● **Extracted data**

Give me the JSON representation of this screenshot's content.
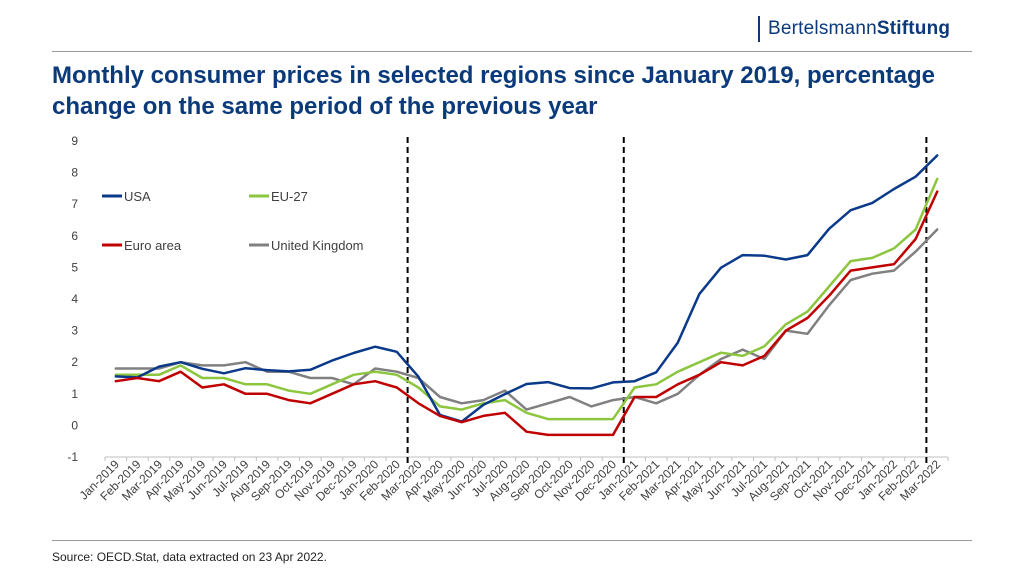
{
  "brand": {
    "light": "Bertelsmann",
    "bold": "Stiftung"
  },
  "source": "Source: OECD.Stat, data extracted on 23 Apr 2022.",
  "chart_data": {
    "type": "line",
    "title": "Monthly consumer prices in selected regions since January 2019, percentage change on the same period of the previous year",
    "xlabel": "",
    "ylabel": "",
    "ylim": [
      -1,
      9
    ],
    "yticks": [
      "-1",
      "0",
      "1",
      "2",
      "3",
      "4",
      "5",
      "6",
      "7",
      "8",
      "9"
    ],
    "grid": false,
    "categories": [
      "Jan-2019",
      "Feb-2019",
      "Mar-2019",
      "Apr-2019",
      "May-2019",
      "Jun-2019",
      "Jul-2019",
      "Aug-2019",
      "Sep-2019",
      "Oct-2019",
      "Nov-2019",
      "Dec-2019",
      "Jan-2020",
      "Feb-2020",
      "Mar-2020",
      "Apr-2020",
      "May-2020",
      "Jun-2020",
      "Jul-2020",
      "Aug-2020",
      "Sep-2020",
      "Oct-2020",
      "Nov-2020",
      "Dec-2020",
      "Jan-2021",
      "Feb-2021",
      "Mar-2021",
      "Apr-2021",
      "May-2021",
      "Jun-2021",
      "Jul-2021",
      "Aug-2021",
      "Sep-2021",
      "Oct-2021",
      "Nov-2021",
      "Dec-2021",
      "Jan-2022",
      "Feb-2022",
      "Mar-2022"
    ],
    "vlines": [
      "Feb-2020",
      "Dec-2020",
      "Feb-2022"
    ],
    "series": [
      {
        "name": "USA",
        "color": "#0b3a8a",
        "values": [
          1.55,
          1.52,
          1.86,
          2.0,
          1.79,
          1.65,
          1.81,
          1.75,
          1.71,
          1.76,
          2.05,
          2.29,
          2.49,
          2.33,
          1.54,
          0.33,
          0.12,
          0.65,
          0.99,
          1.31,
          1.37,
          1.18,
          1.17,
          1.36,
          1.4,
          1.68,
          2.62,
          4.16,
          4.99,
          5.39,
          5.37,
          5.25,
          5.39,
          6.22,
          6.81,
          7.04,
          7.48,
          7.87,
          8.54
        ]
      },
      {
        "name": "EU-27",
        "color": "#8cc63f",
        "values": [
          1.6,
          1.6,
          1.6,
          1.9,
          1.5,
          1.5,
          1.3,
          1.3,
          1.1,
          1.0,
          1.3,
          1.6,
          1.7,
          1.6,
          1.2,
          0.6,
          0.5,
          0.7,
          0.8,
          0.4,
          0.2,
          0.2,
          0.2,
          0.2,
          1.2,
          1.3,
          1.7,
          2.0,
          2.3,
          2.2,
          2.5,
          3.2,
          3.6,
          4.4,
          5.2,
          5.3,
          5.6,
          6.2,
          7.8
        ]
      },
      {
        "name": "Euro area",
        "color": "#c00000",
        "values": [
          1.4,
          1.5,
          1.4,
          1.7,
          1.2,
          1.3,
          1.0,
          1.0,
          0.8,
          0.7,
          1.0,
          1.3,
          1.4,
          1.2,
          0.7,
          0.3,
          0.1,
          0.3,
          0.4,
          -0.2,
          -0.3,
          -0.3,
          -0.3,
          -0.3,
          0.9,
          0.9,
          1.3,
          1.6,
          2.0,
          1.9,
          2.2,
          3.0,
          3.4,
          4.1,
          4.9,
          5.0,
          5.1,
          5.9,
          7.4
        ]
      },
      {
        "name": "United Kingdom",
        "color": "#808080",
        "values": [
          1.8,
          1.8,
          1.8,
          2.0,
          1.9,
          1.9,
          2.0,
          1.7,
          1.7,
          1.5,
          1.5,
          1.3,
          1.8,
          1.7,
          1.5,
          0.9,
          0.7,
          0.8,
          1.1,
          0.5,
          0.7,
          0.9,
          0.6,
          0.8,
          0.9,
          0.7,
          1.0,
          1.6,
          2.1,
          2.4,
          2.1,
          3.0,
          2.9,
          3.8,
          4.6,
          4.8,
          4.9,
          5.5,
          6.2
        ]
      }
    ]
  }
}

● **Exercise task**
The lines to collect are those holding the string "color"; copy them all.

● **Response**
        "color": "#0b3a8a",
        "color": "#8cc63f",
        "color": "#c00000",
        "color": "#808080",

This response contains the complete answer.